With every picture left out, give the data below back exactly.

Records from a collection of figures »
========================================
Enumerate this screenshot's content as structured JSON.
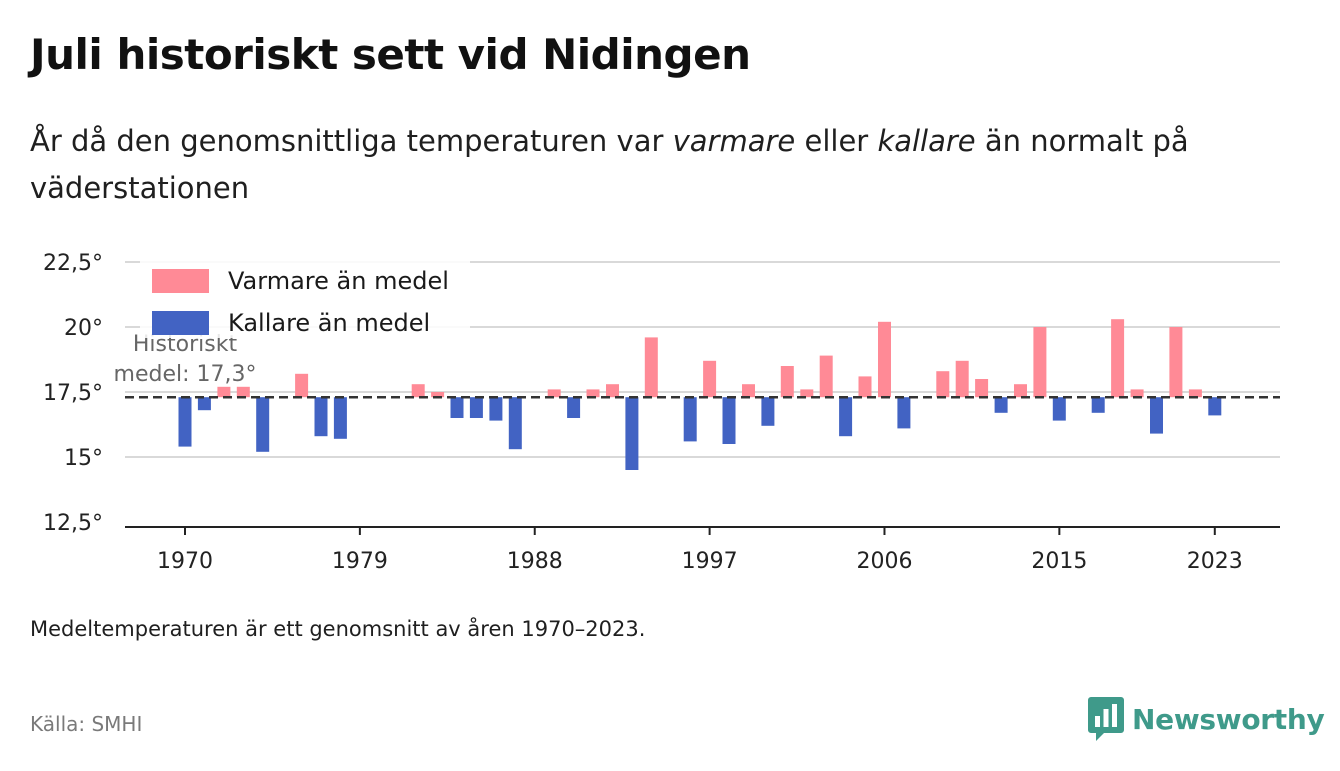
{
  "header": {
    "title": "Juli historiskt sett vid Nidingen",
    "subtitle_part1": "År då den genomsnittliga temperaturen var ",
    "subtitle_emph1": "varmare",
    "subtitle_part2": " eller ",
    "subtitle_emph2": "kallare",
    "subtitle_part3": " än normalt på väderstationen"
  },
  "footer": {
    "note": "Medeltemperaturen är ett genomsnitt av åren 1970–2023.",
    "source": "Källa: SMHI",
    "brand": "Newsworthy",
    "brand_icon": "newsworthy-logo-icon"
  },
  "colors": {
    "warmer": "#ff8a96",
    "colder": "#4263c3",
    "mean_line": "#333333",
    "grid": "#d9d9d9",
    "brand": "#3f9a8a"
  },
  "chart_data": {
    "type": "bar",
    "title": "",
    "xlabel": "",
    "ylabel": "",
    "ylim": [
      12.5,
      22.5
    ],
    "yticks": [
      12.5,
      15,
      17.5,
      20,
      22.5
    ],
    "ytick_labels": [
      "12,5°",
      "15°",
      "17,5°",
      "20°",
      "22,5°"
    ],
    "xticks": [
      1970,
      1979,
      1988,
      1997,
      2006,
      2015,
      2023
    ],
    "xtick_labels": [
      "1970",
      "1979",
      "1988",
      "1997",
      "2006",
      "2015",
      "2023"
    ],
    "grid": true,
    "legend_position": "top-left",
    "baseline": 17.3,
    "baseline_label_line1": "Historiskt",
    "baseline_label_line2": "medel: 17,3°",
    "series": [
      {
        "name": "Varmare än medel",
        "color": "#ff8a96"
      },
      {
        "name": "Kallare än medel",
        "color": "#4263c3"
      }
    ],
    "x": [
      1970,
      1971,
      1972,
      1973,
      1974,
      1975,
      1976,
      1977,
      1978,
      1979,
      1980,
      1981,
      1982,
      1983,
      1984,
      1985,
      1986,
      1987,
      1988,
      1989,
      1990,
      1991,
      1992,
      1993,
      1994,
      1995,
      1996,
      1997,
      1998,
      1999,
      2000,
      2001,
      2002,
      2003,
      2004,
      2005,
      2006,
      2007,
      2008,
      2009,
      2010,
      2011,
      2012,
      2013,
      2014,
      2015,
      2016,
      2017,
      2018,
      2019,
      2020,
      2021,
      2022,
      2023
    ],
    "values": [
      15.4,
      16.8,
      17.7,
      17.7,
      15.2,
      17.3,
      18.2,
      15.8,
      15.7,
      17.3,
      17.3,
      17.3,
      17.8,
      17.5,
      16.5,
      16.5,
      16.4,
      15.3,
      17.3,
      17.6,
      16.5,
      17.6,
      17.8,
      14.5,
      19.6,
      17.3,
      15.6,
      18.7,
      15.5,
      17.8,
      16.2,
      18.5,
      17.6,
      18.9,
      15.8,
      18.1,
      20.2,
      16.1,
      17.3,
      18.3,
      18.7,
      18.0,
      16.7,
      17.8,
      20.0,
      16.4,
      17.3,
      16.7,
      20.3,
      17.6,
      15.9,
      20.0,
      17.6,
      16.6
    ]
  }
}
========================================
Output for this task »
Enumerate this screenshot's content as structured JSON.
{
  "header": {
    "title": "Juli historiskt sett vid Nidingen",
    "subtitle_part1": "År då den genomsnittliga temperaturen var ",
    "subtitle_emph1": "varmare",
    "subtitle_part2": " eller ",
    "subtitle_emph2": "kallare",
    "subtitle_part3": " än normalt på väderstationen"
  },
  "footer": {
    "note": "Medeltemperaturen är ett genomsnitt av åren 1970–2023.",
    "source": "Källa: SMHI",
    "brand": "Newsworthy",
    "brand_icon": "newsworthy-logo-icon"
  },
  "colors": {
    "warmer": "#ff8a96",
    "colder": "#4263c3",
    "mean_line": "#333333",
    "grid": "#d9d9d9",
    "brand": "#3f9a8a"
  },
  "chart_data": {
    "type": "bar",
    "title": "",
    "xlabel": "",
    "ylabel": "",
    "ylim": [
      12.5,
      22.5
    ],
    "yticks": [
      12.5,
      15,
      17.5,
      20,
      22.5
    ],
    "ytick_labels": [
      "12,5°",
      "15°",
      "17,5°",
      "20°",
      "22,5°"
    ],
    "xticks": [
      1970,
      1979,
      1988,
      1997,
      2006,
      2015,
      2023
    ],
    "xtick_labels": [
      "1970",
      "1979",
      "1988",
      "1997",
      "2006",
      "2015",
      "2023"
    ],
    "grid": true,
    "legend_position": "top-left",
    "baseline": 17.3,
    "baseline_label_line1": "Historiskt",
    "baseline_label_line2": "medel: 17,3°",
    "series": [
      {
        "name": "Varmare än medel",
        "color": "#ff8a96"
      },
      {
        "name": "Kallare än medel",
        "color": "#4263c3"
      }
    ],
    "x": [
      1970,
      1971,
      1972,
      1973,
      1974,
      1975,
      1976,
      1977,
      1978,
      1979,
      1980,
      1981,
      1982,
      1983,
      1984,
      1985,
      1986,
      1987,
      1988,
      1989,
      1990,
      1991,
      1992,
      1993,
      1994,
      1995,
      1996,
      1997,
      1998,
      1999,
      2000,
      2001,
      2002,
      2003,
      2004,
      2005,
      2006,
      2007,
      2008,
      2009,
      2010,
      2011,
      2012,
      2013,
      2014,
      2015,
      2016,
      2017,
      2018,
      2019,
      2020,
      2021,
      2022,
      2023
    ],
    "values": [
      15.4,
      16.8,
      17.7,
      17.7,
      15.2,
      17.3,
      18.2,
      15.8,
      15.7,
      17.3,
      17.3,
      17.3,
      17.8,
      17.5,
      16.5,
      16.5,
      16.4,
      15.3,
      17.3,
      17.6,
      16.5,
      17.6,
      17.8,
      14.5,
      19.6,
      17.3,
      15.6,
      18.7,
      15.5,
      17.8,
      16.2,
      18.5,
      17.6,
      18.9,
      15.8,
      18.1,
      20.2,
      16.1,
      17.3,
      18.3,
      18.7,
      18.0,
      16.7,
      17.8,
      20.0,
      16.4,
      17.3,
      16.7,
      20.3,
      17.6,
      15.9,
      20.0,
      17.6,
      16.6
    ]
  }
}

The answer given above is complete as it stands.